(WHAT YOU HAVE TO DO)
Of all the lines in these entries, how many contain the string "sqrt"? Give only that count.

[Records contained in a dataset]
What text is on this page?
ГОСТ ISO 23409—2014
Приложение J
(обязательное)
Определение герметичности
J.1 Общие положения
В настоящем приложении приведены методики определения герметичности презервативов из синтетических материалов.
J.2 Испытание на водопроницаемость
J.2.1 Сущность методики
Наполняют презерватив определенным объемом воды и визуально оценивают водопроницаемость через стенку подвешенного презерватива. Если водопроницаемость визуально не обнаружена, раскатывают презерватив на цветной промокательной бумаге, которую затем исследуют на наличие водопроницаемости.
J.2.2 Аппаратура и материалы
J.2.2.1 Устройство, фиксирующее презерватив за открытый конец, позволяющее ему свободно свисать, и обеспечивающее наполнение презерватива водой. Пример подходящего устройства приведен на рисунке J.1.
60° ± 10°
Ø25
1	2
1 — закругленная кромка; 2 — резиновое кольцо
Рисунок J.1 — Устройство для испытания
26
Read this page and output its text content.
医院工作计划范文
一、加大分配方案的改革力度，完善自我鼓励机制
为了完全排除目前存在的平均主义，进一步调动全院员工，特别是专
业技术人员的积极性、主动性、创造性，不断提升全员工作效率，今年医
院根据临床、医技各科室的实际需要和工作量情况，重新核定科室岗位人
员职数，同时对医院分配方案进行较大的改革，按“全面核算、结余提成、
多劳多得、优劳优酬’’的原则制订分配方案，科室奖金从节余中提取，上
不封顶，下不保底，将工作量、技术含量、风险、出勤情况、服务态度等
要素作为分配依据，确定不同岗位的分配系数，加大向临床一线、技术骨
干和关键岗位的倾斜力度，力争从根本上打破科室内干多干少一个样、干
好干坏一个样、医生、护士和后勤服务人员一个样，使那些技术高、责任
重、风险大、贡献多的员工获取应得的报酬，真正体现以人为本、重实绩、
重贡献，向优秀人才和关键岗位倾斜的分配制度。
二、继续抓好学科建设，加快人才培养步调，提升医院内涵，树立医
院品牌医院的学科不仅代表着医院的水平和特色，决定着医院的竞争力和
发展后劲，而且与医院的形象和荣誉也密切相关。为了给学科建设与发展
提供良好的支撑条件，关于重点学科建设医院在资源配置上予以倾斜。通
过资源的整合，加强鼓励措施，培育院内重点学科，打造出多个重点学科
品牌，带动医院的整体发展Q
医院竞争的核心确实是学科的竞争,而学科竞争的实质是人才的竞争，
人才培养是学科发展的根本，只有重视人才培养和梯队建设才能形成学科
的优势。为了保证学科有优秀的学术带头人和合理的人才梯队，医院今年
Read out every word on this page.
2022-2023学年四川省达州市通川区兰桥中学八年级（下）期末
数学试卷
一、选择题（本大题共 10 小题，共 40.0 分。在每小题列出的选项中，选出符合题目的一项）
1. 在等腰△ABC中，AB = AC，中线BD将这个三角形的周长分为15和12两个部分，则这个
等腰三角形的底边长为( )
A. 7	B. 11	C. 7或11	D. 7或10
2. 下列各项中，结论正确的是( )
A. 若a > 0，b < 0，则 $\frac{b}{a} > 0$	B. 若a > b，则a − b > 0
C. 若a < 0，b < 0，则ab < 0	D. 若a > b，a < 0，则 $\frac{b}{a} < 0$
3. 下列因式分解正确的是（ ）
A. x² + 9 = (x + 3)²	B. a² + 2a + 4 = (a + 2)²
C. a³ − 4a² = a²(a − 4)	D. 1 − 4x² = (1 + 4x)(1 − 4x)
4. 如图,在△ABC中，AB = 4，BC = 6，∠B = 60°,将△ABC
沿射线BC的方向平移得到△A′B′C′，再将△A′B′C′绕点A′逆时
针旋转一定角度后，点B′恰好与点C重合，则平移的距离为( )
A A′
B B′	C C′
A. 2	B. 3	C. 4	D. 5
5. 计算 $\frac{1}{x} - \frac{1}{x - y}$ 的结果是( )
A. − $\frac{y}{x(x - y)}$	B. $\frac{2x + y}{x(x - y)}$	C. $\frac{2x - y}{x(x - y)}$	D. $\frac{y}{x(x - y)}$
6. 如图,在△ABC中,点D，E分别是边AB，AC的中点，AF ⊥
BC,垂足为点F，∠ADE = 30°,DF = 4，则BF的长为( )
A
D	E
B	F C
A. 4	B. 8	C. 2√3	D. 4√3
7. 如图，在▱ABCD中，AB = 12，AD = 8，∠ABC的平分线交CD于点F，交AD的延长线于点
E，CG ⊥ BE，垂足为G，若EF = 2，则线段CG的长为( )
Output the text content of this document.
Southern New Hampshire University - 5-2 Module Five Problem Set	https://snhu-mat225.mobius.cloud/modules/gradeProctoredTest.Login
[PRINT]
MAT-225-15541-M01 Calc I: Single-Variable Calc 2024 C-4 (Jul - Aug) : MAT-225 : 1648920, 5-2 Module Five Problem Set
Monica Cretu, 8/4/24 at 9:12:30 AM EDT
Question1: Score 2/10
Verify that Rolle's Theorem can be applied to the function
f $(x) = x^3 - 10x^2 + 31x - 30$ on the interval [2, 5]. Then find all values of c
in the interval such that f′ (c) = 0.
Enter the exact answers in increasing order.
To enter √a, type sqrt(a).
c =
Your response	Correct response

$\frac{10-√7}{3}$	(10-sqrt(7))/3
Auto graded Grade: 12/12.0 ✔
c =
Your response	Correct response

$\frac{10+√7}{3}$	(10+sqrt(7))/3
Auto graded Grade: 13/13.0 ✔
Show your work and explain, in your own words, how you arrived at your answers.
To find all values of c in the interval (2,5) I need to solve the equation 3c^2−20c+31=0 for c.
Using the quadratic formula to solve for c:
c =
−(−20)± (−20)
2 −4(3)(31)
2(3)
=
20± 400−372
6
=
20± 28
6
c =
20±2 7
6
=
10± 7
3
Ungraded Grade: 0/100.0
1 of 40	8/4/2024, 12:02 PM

(FINAL RESULT)
3